ENTRIES SUPPLIED:
--*--

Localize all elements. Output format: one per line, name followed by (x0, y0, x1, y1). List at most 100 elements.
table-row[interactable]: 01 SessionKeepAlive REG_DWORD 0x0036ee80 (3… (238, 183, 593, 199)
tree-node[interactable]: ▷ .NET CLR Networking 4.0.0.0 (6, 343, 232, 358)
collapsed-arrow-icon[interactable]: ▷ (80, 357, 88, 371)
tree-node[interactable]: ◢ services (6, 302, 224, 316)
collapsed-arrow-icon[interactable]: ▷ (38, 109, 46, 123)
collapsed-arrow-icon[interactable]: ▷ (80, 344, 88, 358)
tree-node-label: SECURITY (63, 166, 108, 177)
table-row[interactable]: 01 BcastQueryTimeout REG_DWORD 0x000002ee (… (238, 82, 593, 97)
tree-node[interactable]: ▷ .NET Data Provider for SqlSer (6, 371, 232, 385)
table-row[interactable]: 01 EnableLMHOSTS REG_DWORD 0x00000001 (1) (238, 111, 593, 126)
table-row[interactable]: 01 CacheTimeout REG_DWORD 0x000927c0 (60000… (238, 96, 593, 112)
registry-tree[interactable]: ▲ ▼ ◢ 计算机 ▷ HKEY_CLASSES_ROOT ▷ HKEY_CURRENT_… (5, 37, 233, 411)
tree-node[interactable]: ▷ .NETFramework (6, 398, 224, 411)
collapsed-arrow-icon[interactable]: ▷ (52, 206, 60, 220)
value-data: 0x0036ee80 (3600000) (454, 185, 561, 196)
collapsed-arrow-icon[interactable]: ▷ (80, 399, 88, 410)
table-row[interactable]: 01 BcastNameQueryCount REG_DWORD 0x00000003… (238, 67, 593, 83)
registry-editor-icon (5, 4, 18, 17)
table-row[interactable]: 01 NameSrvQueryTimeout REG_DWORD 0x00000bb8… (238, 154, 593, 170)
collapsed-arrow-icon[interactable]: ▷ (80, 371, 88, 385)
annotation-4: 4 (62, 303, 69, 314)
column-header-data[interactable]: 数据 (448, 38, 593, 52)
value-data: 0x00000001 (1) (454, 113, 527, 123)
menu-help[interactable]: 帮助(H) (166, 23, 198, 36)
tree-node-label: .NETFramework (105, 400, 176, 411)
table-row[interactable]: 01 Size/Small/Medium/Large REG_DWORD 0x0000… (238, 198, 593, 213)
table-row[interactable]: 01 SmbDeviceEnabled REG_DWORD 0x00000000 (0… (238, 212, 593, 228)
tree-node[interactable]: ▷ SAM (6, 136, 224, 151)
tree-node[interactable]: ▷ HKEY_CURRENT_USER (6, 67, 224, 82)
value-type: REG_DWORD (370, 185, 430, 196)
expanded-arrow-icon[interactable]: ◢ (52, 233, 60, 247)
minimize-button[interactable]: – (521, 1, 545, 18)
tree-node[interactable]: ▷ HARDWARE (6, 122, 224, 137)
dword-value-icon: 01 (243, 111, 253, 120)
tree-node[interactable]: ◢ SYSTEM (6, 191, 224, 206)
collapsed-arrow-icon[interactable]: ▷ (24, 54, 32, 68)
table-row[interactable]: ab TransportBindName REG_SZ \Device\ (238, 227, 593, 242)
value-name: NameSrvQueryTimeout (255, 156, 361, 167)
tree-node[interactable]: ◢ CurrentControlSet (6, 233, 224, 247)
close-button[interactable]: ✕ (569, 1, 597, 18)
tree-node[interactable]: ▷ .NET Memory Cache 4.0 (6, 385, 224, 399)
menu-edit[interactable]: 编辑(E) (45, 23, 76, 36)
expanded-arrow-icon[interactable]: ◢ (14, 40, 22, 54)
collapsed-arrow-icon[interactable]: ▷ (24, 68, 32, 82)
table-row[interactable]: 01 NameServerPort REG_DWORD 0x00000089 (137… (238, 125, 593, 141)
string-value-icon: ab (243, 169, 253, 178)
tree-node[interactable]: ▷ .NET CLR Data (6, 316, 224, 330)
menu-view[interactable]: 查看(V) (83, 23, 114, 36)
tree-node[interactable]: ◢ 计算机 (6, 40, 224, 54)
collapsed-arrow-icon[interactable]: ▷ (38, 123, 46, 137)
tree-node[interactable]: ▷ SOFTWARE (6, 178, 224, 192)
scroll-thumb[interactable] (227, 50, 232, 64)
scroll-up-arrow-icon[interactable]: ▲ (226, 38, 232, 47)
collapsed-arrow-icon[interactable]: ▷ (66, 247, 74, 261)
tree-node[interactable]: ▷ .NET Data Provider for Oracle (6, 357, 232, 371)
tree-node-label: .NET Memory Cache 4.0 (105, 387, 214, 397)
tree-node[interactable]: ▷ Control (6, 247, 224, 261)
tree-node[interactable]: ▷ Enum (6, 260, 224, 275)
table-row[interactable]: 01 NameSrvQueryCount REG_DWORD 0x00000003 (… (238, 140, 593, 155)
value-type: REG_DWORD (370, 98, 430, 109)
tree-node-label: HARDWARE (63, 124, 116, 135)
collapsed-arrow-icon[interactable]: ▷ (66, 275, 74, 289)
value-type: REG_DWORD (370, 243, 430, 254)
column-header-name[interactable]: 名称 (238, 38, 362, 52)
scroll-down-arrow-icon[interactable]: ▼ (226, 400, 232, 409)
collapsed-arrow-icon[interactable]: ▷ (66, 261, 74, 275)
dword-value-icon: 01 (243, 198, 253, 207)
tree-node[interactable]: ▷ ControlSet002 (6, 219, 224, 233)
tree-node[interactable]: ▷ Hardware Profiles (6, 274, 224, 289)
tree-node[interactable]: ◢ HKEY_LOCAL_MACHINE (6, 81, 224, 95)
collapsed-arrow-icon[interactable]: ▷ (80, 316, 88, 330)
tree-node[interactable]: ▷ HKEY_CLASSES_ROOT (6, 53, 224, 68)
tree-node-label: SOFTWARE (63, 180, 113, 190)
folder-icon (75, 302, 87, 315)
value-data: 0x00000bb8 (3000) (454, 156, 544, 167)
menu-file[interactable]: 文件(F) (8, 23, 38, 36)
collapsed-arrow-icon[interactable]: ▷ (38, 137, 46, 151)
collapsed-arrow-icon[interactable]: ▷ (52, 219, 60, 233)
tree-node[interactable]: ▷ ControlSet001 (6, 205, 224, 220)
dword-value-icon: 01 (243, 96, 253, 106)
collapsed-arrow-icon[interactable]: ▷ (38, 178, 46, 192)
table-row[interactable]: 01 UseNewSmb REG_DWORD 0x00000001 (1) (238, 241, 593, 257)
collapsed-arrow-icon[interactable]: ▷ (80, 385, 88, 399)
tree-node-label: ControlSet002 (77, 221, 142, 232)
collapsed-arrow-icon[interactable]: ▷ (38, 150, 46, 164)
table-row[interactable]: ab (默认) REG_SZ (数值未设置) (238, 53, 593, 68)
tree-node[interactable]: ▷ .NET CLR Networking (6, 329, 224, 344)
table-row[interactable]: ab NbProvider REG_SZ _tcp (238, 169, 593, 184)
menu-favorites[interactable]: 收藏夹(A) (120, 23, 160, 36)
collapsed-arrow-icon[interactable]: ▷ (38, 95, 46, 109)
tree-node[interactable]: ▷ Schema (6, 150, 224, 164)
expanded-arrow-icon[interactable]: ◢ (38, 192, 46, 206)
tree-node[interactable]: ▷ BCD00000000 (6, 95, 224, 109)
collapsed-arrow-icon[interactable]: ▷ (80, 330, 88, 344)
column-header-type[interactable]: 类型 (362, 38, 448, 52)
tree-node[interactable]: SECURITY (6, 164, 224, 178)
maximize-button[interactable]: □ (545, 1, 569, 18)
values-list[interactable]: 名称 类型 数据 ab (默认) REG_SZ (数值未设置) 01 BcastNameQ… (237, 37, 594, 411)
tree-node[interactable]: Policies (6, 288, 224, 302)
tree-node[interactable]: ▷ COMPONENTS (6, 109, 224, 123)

--*--

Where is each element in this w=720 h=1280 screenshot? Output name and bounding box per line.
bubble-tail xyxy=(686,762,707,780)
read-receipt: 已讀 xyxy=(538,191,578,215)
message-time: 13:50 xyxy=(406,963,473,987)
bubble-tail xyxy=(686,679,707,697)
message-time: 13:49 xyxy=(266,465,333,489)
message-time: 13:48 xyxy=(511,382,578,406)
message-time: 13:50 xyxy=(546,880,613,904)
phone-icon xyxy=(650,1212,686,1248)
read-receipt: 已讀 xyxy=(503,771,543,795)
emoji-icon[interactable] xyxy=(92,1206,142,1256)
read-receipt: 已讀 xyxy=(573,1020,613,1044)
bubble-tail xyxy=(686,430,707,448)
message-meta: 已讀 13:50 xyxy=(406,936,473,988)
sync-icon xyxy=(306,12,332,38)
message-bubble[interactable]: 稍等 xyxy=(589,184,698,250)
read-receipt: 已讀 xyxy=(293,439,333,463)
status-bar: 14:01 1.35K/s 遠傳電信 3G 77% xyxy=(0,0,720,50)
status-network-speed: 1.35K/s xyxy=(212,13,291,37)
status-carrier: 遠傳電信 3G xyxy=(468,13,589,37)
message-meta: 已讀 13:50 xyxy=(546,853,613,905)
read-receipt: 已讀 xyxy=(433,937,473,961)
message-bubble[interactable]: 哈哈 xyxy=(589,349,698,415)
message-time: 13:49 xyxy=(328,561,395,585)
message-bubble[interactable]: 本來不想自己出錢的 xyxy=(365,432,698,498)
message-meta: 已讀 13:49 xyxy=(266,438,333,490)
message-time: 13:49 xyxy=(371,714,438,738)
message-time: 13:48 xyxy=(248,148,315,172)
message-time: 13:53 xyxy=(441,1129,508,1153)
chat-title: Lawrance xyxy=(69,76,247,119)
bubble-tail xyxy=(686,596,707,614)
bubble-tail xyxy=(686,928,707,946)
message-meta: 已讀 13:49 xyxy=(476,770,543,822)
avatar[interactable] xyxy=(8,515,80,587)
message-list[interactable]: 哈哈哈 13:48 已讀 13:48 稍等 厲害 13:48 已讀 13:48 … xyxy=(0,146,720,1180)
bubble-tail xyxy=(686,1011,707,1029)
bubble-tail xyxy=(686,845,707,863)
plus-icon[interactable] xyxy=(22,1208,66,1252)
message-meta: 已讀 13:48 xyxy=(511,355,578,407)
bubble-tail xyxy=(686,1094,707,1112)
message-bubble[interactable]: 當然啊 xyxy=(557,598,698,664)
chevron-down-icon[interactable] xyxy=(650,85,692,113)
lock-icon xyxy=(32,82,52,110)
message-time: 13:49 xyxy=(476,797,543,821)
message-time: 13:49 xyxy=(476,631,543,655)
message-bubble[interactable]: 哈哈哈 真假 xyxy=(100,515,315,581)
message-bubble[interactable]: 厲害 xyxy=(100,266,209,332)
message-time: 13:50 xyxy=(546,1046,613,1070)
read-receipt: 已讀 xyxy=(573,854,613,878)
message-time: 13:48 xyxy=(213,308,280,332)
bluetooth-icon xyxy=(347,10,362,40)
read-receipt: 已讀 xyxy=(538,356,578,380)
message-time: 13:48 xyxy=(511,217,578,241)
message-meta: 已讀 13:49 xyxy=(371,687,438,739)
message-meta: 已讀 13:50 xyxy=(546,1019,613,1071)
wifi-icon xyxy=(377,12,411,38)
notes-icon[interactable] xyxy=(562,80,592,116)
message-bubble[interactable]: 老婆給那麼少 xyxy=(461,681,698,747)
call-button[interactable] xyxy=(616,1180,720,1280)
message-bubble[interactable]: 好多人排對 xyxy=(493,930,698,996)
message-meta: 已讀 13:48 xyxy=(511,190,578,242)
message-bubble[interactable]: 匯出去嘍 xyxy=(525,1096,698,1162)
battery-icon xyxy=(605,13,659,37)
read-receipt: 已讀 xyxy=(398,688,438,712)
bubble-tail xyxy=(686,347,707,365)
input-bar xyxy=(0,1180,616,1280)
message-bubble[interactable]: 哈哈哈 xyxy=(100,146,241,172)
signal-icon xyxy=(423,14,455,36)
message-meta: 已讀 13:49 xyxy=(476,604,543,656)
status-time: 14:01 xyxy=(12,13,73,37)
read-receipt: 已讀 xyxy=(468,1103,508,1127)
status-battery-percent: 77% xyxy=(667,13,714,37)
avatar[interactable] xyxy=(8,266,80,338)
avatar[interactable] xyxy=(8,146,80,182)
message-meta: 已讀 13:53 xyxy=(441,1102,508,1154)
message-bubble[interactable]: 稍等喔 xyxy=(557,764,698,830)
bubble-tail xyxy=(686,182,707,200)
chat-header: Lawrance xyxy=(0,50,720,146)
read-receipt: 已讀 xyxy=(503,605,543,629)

--*--

YOUR OBJECTIVE:
Please copy out the listing lines word for word, starting at the line that contains "Localize all elements." and ending with the line that contains "table-row[interactable]: 01 BcastQueryTimeout".

FINISHED TASK:
Localize all elements. Output format: one per line, name followed by (x0, y0, x1, y1). List at most 100 elements.
table-row[interactable]: 01 SessionKeepAlive REG_DWORD 0x0036ee80 (3… (238, 183, 593, 199)
tree-node[interactable]: ▷ .NET CLR Networking 4.0.0.0 (6, 343, 232, 358)
collapsed-arrow-icon[interactable]: ▷ (80, 357, 88, 371)
tree-node[interactable]: ◢ services (6, 302, 224, 316)
collapsed-arrow-icon[interactable]: ▷ (38, 109, 46, 123)
collapsed-arrow-icon[interactable]: ▷ (80, 344, 88, 358)
tree-node-label: SECURITY (63, 166, 108, 177)
table-row[interactable]: 01 BcastQueryTimeout REG_DWORD 0x000002ee (… (238, 82, 593, 97)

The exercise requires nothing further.